_Objectif_
Recopiez fidèlement le passage du texte « Souviens-moi » qui commence aux mots « De ne pas oublier que, pour » et s'arrête après « à caractère pornographique. ».

_Extrait choisi_
▬▬▬

12 décembre 2012
[Souviens-moi — (suite sans fin)]
De ne pas oublier que sur le tournage du film Germinal, les anciens mineurs au chômage, recrutés comme figurants pour faire masse et réincarner le prolétariat du XIXe siècle, n’étaient payés qu’à la moitié du tarif habituel, soit à peine le Smic, pour éviter, selon les vœux du maire de Valenciennes, M. Jean-Louis Borloo, que les assistés chroniques de ses services d’aide sociale ne prennent de trop mauvaises habitudes.
De ne pas oublier que le 24 septembre dernier, pendant la nuit où je me suis bien gardé de fêter, avec une année d’avance, mon cinquantième anniversaire, un sans-logis d’origine roumaine, Florian, est mort d’un arrêt cardiaque sur le trottoir, presque en contrebas de mes anciennes fenêtres, dans la rue où je suis né.
De ne pas oublier que, en matière de champignons hallucinogènes, selon la méthode infaillible de mon ex-camarade de lycée Laurent Massénat, une fois repéré son pied filiforme surmonté d’un chapeau ogival, il suffit de consommer sur place deux trois psilocybes d’affilée pour qu’ensuite, sous l’emprise d’une euphorie contagieuse, des dizaines d’autres vous apparaissent dans la prairie avoisinante, sans l’ombre d’un doute, presque les yeux fermés.
De ne pas oublier que, pour souhaiter bonne chance à quelqu’un par SMS, sitôt tapé les six lettres porte-bonheur MERDUM, le logiciel intégré de mon portable lui substitue le mot PERSIL, et que faute de savoir désactiver la correction automatique, je dois renvoyer un second message d’erratum.
De ne pas oublier que Jorge, futur déserteur de l’armée coloniale portugaise, sommé depuis son plus jeune âge par son père d’assister à la messe dominicale dans une bourgade où les bigots faisaient encore la loi, s’est évanoui à tant de reprises pendant l’homélie du prêtre qu’il doit à ces pertes de connaissance d’avoir été, à l’approche de l’adolescence, dispensé d’office religieux.
De ne pas oublier que sur la bande passante d’Internet, plus d’un tiers des documents téléchargés, depuis son domicile ou via l’écran du bureau, sont des mirages à caractère pornographique.

▬▬▬

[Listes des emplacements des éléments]
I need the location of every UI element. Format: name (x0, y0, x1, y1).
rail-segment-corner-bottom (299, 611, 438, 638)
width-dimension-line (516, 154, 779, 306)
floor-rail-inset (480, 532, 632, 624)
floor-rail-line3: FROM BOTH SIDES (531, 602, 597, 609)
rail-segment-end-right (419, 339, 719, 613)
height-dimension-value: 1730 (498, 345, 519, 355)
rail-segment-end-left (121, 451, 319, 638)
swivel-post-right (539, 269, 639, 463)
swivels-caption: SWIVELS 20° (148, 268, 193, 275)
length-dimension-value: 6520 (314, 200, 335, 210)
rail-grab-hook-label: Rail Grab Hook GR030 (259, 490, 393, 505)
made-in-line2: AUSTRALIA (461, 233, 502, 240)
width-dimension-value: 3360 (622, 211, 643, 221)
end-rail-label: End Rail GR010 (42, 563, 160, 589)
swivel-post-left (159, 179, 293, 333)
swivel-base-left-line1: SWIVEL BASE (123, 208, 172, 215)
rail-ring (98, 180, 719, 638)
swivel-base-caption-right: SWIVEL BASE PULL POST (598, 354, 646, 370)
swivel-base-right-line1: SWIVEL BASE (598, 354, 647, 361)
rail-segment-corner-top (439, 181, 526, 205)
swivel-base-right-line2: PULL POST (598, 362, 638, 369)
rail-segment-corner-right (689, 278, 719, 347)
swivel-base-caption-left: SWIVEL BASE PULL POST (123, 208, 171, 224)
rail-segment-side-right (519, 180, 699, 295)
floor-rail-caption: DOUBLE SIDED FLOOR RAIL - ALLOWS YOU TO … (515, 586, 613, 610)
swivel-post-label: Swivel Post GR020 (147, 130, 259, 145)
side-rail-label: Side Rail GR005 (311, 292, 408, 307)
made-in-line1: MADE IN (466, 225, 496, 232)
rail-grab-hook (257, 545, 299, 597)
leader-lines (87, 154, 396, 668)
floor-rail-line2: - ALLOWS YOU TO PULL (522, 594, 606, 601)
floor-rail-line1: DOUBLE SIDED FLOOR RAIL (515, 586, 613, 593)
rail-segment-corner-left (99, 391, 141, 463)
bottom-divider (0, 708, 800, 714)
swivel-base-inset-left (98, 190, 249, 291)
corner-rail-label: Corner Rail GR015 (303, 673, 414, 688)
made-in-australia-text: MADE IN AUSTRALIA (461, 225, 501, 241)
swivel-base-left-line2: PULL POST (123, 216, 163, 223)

▬▬▬

_Corrigé_
De ne pas oublier que, pour souhaiter bonne chance à quelqu’un par SMS, sitôt tapé les six lettres porte-bonheur MERDUM, le logiciel intégré de mon portable lui substitue le mot PERSIL, et que faute de savoir désactiver la correction automatique, je dois renvoyer un second message d’erratum.
De ne pas oublier que Jorge, futur déserteur de l’armée coloniale portugaise, sommé depuis son plus jeune âge par son père d’assister à la messe dominicale dans une bourgade où les bigots faisaient encore la loi, s’est évanoui à tant de reprises pendant l’homélie du prêtre qu’il doit à ces pertes de connaissance d’avoir été, à l’approche de l’adolescence, dispensé d’office religieux.
De ne pas oublier que sur la bande passante d’Internet, plus d’un tiers des documents téléchargés, depuis son domicile ou via l’écran du bureau, sont des mirages à caractère pornographique.